WRITTEN INSTRUCTION:
Using the records below, locate all lines containing "утверждении" and return them.
[START OF STORED RECORDS]
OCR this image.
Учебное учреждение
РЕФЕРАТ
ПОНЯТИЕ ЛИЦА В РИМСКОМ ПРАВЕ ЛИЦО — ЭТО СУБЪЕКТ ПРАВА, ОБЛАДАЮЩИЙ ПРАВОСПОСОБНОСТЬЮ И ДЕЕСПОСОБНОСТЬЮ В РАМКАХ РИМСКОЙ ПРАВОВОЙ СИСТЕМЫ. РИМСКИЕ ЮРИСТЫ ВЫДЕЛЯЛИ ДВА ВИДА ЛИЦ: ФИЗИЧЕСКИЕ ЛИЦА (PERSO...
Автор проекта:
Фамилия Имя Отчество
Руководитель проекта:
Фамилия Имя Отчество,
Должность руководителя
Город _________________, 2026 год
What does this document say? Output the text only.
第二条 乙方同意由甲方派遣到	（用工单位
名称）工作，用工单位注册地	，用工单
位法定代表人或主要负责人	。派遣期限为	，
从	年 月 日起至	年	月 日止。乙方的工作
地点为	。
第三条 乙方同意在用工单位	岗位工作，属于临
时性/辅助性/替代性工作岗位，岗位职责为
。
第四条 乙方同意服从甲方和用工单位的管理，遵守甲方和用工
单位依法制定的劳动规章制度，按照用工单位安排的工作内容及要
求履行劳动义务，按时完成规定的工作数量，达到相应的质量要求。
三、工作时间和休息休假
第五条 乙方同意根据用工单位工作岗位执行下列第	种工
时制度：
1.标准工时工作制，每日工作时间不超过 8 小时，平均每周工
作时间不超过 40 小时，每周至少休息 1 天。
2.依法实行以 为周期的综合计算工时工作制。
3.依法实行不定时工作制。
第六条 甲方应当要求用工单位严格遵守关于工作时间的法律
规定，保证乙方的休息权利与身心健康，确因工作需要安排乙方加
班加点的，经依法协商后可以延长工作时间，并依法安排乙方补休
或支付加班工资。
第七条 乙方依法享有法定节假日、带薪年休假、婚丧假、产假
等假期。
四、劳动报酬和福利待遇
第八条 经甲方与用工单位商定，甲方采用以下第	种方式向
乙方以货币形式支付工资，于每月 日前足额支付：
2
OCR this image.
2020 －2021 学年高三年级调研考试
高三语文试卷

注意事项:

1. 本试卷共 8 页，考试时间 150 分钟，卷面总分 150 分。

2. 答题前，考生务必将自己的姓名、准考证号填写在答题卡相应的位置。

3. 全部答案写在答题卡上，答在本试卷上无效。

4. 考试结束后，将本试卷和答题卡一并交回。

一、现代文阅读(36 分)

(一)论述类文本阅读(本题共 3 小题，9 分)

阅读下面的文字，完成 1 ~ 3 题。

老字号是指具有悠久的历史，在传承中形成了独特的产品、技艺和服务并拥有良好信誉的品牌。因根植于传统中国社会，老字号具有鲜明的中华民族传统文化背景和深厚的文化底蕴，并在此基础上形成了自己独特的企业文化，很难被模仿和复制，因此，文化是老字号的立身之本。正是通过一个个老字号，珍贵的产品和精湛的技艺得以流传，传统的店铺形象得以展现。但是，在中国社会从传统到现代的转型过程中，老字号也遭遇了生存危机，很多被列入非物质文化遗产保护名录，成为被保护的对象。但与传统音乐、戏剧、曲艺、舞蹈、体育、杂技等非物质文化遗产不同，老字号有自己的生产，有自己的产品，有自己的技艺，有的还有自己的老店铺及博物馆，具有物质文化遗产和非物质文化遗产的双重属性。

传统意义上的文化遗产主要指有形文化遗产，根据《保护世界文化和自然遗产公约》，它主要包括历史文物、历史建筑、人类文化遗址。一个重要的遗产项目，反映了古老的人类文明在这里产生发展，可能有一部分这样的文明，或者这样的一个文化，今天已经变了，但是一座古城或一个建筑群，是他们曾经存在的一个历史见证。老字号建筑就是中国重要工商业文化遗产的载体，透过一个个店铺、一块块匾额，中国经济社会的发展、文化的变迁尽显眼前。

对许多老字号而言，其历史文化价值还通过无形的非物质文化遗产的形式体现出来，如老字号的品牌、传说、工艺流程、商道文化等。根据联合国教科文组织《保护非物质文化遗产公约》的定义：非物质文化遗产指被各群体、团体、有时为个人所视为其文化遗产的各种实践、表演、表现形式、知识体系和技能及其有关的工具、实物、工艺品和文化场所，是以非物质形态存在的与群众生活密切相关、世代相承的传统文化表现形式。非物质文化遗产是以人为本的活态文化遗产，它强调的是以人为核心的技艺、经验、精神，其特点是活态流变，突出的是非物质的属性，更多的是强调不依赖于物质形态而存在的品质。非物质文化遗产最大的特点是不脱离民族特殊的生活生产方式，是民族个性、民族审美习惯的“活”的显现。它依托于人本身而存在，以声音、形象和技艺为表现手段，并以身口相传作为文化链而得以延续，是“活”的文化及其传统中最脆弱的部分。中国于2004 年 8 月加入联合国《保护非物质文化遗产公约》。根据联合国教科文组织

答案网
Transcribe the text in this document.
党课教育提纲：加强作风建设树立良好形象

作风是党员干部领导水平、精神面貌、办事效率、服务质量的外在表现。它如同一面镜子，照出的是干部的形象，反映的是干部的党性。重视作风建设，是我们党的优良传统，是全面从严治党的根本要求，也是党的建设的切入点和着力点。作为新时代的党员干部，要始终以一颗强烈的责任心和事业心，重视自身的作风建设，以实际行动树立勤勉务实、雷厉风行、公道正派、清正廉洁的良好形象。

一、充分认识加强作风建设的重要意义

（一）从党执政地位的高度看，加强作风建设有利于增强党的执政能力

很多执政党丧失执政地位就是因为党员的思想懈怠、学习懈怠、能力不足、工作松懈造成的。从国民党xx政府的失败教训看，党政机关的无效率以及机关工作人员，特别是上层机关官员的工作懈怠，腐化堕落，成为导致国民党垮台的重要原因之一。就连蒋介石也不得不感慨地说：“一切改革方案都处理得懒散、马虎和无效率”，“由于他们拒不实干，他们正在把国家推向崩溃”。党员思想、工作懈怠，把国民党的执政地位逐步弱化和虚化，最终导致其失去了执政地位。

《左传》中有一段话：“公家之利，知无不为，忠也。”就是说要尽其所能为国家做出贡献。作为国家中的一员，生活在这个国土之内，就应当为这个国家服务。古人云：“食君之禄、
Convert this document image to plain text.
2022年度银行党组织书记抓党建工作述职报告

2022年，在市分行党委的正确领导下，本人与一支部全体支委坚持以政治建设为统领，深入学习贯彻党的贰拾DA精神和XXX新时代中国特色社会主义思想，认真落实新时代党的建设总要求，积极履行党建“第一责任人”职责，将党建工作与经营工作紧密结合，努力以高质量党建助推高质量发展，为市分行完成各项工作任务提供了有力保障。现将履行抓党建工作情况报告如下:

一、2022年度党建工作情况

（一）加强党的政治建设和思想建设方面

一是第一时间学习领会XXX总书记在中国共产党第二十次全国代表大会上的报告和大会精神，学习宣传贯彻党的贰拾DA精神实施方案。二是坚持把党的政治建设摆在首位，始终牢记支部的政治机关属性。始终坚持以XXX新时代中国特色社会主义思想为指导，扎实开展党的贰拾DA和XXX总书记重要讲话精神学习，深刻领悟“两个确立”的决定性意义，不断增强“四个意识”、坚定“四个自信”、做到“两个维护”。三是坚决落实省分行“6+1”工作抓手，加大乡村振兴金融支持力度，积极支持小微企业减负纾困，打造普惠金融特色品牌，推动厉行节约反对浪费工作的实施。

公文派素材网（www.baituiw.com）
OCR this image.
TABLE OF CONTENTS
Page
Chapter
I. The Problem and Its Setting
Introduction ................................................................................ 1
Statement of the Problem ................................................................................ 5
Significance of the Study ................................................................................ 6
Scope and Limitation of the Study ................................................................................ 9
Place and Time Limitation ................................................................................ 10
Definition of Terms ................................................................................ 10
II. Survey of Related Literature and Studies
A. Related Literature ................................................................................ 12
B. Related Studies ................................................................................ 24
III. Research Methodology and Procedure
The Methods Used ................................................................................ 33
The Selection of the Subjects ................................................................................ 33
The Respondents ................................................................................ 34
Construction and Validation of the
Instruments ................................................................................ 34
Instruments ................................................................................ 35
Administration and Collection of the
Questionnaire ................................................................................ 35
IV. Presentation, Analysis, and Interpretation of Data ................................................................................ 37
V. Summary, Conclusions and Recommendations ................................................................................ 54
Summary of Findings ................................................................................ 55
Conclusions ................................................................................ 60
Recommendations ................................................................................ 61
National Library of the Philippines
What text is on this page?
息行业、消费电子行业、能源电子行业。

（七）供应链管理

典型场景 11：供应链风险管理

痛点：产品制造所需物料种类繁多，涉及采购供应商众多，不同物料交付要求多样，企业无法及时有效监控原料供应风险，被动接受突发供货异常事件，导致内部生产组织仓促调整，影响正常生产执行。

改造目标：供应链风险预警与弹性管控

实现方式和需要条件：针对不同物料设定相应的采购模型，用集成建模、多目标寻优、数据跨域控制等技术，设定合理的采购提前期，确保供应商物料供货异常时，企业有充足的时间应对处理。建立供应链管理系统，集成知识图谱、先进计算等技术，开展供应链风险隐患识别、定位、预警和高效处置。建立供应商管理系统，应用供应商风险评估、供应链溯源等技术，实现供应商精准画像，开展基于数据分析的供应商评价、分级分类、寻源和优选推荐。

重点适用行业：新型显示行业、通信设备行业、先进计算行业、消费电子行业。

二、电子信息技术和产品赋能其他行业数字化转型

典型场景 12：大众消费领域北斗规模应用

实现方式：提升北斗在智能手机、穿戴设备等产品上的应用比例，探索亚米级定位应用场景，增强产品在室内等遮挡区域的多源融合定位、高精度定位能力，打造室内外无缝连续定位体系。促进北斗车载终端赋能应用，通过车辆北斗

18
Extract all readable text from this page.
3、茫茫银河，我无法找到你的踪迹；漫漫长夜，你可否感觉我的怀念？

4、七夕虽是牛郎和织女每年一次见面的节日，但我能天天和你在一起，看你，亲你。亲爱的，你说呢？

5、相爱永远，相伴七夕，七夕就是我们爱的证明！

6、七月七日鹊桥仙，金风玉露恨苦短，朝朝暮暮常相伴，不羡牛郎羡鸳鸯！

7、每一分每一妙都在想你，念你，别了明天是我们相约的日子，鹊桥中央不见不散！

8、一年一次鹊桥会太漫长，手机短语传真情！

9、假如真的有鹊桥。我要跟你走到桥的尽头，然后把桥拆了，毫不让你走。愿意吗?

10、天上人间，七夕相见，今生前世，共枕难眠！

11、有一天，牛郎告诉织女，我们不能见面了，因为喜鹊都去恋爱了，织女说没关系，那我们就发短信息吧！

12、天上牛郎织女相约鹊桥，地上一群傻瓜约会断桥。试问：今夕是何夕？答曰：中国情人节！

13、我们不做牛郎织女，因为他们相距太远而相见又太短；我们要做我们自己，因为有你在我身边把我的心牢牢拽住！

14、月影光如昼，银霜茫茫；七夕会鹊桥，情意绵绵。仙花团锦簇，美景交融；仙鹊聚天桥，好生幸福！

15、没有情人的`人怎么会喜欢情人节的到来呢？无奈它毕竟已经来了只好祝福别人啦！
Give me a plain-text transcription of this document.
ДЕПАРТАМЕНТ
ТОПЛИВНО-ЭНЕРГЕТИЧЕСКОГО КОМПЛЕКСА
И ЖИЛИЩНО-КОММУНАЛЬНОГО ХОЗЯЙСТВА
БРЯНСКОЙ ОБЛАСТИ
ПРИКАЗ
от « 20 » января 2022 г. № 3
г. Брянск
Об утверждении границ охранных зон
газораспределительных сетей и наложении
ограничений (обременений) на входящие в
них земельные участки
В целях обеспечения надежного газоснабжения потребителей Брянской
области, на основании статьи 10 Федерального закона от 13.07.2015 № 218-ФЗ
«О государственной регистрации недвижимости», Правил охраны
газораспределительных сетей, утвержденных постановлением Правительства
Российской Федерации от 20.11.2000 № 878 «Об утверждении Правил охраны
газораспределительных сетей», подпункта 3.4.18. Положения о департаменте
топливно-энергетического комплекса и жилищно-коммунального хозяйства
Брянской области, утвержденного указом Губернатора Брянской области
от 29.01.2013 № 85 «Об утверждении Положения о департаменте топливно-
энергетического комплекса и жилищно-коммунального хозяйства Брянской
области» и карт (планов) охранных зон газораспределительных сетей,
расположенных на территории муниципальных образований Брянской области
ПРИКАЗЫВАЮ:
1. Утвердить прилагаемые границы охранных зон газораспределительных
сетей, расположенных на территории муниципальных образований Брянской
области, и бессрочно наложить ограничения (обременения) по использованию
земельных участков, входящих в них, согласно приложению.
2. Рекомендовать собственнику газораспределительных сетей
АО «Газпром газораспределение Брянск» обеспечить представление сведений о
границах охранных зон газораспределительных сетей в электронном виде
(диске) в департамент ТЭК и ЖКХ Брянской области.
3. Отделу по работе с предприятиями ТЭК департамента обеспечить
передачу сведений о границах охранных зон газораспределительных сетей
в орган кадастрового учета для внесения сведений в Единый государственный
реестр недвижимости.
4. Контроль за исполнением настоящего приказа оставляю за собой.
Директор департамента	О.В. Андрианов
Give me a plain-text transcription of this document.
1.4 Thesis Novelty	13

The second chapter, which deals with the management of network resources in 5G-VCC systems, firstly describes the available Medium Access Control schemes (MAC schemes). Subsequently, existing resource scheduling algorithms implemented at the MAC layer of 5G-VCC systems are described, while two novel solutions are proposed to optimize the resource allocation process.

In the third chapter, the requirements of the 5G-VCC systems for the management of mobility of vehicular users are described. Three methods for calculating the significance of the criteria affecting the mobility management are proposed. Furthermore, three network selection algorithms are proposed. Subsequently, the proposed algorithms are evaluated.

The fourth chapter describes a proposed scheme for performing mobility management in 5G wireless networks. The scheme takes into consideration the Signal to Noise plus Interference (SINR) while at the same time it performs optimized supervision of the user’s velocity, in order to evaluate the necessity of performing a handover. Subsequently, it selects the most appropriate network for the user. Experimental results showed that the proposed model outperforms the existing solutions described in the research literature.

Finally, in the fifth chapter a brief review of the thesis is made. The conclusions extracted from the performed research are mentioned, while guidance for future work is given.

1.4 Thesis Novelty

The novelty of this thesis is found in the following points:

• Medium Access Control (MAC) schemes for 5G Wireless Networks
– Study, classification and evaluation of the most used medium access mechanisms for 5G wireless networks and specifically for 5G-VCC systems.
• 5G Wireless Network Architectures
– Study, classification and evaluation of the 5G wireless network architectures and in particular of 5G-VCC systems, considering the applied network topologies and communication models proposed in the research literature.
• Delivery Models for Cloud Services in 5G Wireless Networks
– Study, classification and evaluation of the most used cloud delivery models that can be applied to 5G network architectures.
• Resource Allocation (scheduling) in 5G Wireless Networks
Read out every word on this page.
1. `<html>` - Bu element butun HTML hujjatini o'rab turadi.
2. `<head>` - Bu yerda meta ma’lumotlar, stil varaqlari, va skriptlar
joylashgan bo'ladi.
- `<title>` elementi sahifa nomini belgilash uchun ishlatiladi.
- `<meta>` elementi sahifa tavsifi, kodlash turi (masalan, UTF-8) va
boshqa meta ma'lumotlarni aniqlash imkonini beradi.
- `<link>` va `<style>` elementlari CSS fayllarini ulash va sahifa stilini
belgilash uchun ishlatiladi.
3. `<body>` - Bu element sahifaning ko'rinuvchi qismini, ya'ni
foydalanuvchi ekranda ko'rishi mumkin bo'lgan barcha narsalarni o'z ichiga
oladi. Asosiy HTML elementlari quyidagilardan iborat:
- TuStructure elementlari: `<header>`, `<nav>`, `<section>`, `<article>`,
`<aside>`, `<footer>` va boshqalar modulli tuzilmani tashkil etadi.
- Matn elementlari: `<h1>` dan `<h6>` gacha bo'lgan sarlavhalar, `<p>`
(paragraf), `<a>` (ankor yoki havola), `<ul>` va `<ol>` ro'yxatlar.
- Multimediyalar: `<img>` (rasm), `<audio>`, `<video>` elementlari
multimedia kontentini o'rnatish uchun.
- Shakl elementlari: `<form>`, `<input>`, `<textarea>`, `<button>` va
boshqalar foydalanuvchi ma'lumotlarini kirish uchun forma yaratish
[END OF STORED RECORDS]
RESULT OF THIS TASK:
Об утверждении границ охранных зон
Российской Федерации от 20.11.2000 № 878 «Об утверждении Правил охраны
от 29.01.2013 № 85 «Об утверждении Положения о департаменте топливно-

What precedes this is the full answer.